WHAT TO PRODUCE: Please print every line of the entries below unchanged, leaving out the pictures.

RECORDS FOR PROCESSING:
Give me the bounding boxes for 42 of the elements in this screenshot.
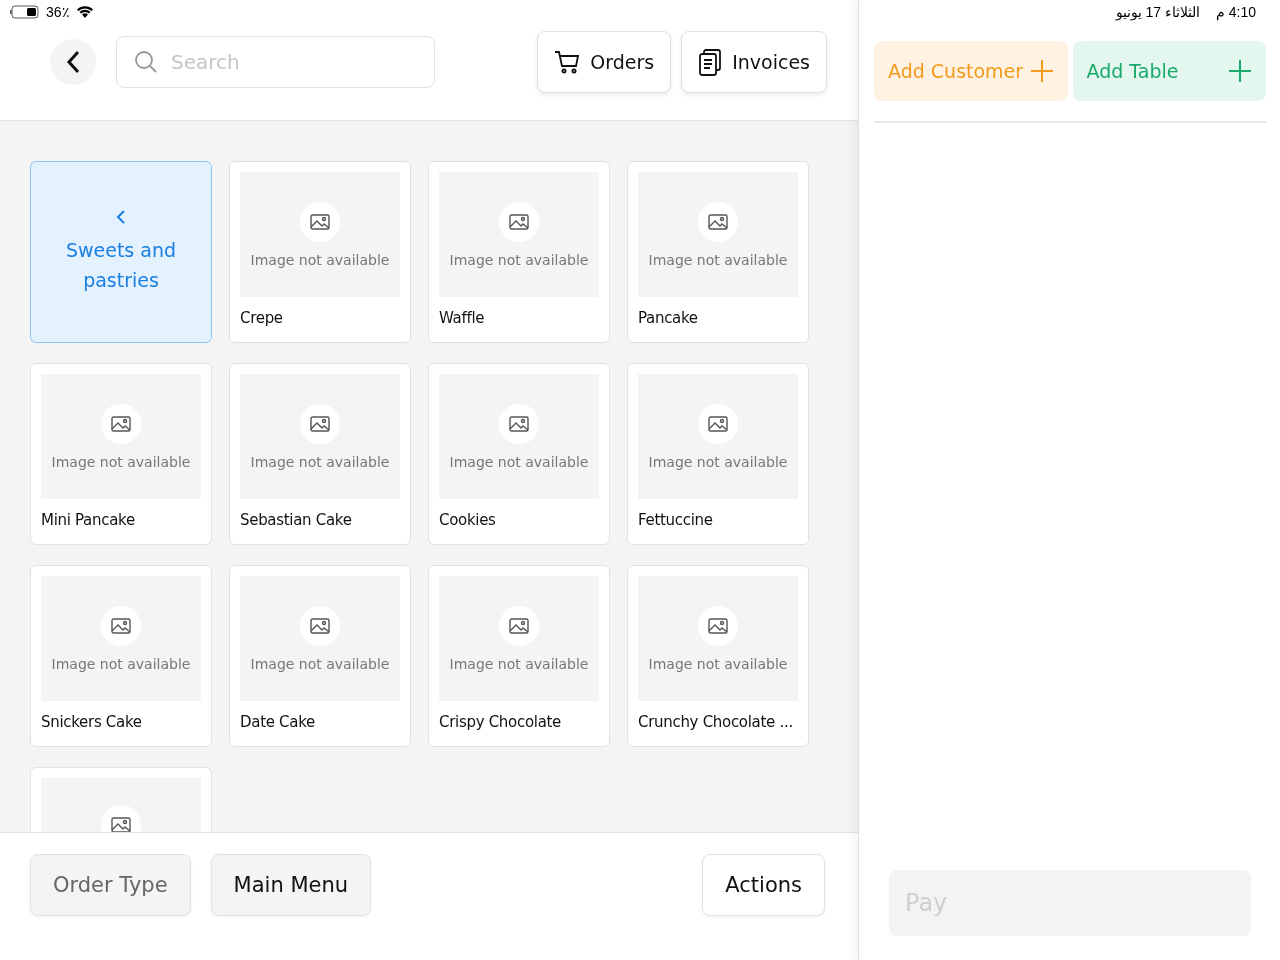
- product-name: Mini Pancake: [41, 511, 136, 529]
- product-card[interactable]: Image not available Mini Pancake: [30, 363, 212, 545]
- image-placeholder-text: Image not available: [648, 251, 788, 268]
- product-card[interactable]: Image not available Snickers Cake: [30, 565, 212, 747]
- status-date: الثلاثاء 17 يونيو: [1115, 4, 1200, 20]
- product-name: Waffle: [439, 309, 486, 327]
- product-name: Pancake: [638, 309, 699, 327]
- search-field[interactable]: Search: [116, 36, 435, 88]
- product-name: Cookies: [439, 511, 497, 529]
- product-card[interactable]: Image not available Crunchy Chocolate ...: [627, 565, 809, 747]
- product-name: Date Cake: [240, 713, 316, 731]
- image-placeholder-text: Image not available: [449, 655, 589, 672]
- product-name: Fettuccine: [638, 511, 714, 529]
- image-placeholder-text: Image not available: [250, 453, 390, 470]
- product-card[interactable]: Image not available Fettuccine: [627, 363, 809, 545]
- image-placeholder-text: Image not available: [648, 655, 788, 672]
- product-card[interactable]: Image not available Cookies: [428, 363, 610, 545]
- product-name: Crepe: [240, 309, 284, 327]
- footer-button[interactable]: Actions: [702, 854, 825, 916]
- category-card[interactable]: Sweets and pastries: [30, 161, 212, 343]
- header-button[interactable]: Orders: [537, 31, 672, 93]
- header-button[interactable]: Invoices: [681, 31, 827, 93]
- image-placeholder-text: Image not available: [250, 251, 390, 268]
- product-card[interactable]: Image not available Date Cake: [229, 565, 411, 747]
- image-placeholder-text: Image not available: [51, 655, 191, 672]
- product-name: Sebastian Cake: [240, 511, 353, 529]
- footer-button[interactable]: Main Menu: [210, 854, 372, 916]
- product-card[interactable]: Image not available Crispy Chocolate: [428, 565, 610, 747]
- product-name: Crunchy Chocolate ...: [638, 713, 794, 731]
- product-card[interactable]: Image not available Sebastian Cake: [229, 363, 411, 545]
- product-card[interactable]: Image not available Crepe: [229, 161, 411, 343]
- image-placeholder-text: Image not available: [51, 453, 191, 470]
- image-placeholder-text: Image not available: [449, 251, 589, 268]
- product-name: Crispy Chocolate: [439, 713, 563, 731]
- product-card[interactable]: Image not available Pancake: [627, 161, 809, 343]
- product-name: Snickers Cake: [41, 713, 143, 731]
- product-card[interactable]: Image not available Waffle: [428, 161, 610, 343]
- status-time: 4:10 م: [1215, 4, 1256, 20]
- image-placeholder-text: Image not available: [449, 453, 589, 470]
- image-placeholder-text: Image not available: [648, 453, 788, 470]
- battery-percentage: 36٪: [46, 4, 70, 20]
- image-placeholder-text: Image not available: [250, 655, 390, 672]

PROBLEM SOLUTION:
Give me the bounding boxes for 42 of the elements in this screenshot.
- product-name: Mini Pancake: [41, 511, 136, 529]
- product-card[interactable]: Image not available Mini Pancake: [30, 363, 212, 545]
- image-placeholder-text: Image not available: [648, 251, 788, 268]
- product-card[interactable]: Image not available Snickers Cake: [30, 565, 212, 747]
- status-date: الثلاثاء 17 يونيو: [1115, 4, 1200, 20]
- product-name: Waffle: [439, 309, 486, 327]
- product-name: Pancake: [638, 309, 699, 327]
- search-field[interactable]: Search: [116, 36, 435, 88]
- product-name: Cookies: [439, 511, 497, 529]
- product-card[interactable]: Image not available Crunchy Chocolate ...: [627, 565, 809, 747]
- product-name: Date Cake: [240, 713, 316, 731]
- image-placeholder-text: Image not available: [449, 655, 589, 672]
- product-name: Fettuccine: [638, 511, 714, 529]
- image-placeholder-text: Image not available: [250, 453, 390, 470]
- product-card[interactable]: Image not available Fettuccine: [627, 363, 809, 545]
- image-placeholder-text: Image not available: [648, 655, 788, 672]
- product-card[interactable]: Image not available Cookies: [428, 363, 610, 545]
- product-name: Crepe: [240, 309, 284, 327]
- footer-button[interactable]: Actions: [702, 854, 825, 916]
- category-card[interactable]: Sweets and pastries: [30, 161, 212, 343]
- header-button[interactable]: Orders: [537, 31, 672, 93]
- header-button[interactable]: Invoices: [681, 31, 827, 93]
- image-placeholder-text: Image not available: [250, 251, 390, 268]
- product-card[interactable]: Image not available Date Cake: [229, 565, 411, 747]
- image-placeholder-text: Image not available: [51, 655, 191, 672]
- product-name: Sebastian Cake: [240, 511, 353, 529]
- footer-button[interactable]: Main Menu: [210, 854, 372, 916]
- product-card[interactable]: Image not available Crispy Chocolate: [428, 565, 610, 747]
- product-name: Crunchy Chocolate ...: [638, 713, 794, 731]
- product-card[interactable]: Image not available Sebastian Cake: [229, 363, 411, 545]
- product-card[interactable]: Image not available Crepe: [229, 161, 411, 343]
- image-placeholder-text: Image not available: [51, 453, 191, 470]
- image-placeholder-text: Image not available: [449, 251, 589, 268]
- product-name: Crispy Chocolate: [439, 713, 563, 731]
- product-card[interactable]: Image not available Pancake: [627, 161, 809, 343]
- product-name: Snickers Cake: [41, 713, 143, 731]
- product-card[interactable]: Image not available Waffle: [428, 161, 610, 343]
- status-time: 4:10 م: [1215, 4, 1256, 20]
- image-placeholder-text: Image not available: [449, 453, 589, 470]
- image-placeholder-text: Image not available: [648, 453, 788, 470]
- battery-percentage: 36٪: [46, 4, 70, 20]
- image-placeholder-text: Image not available: [250, 655, 390, 672]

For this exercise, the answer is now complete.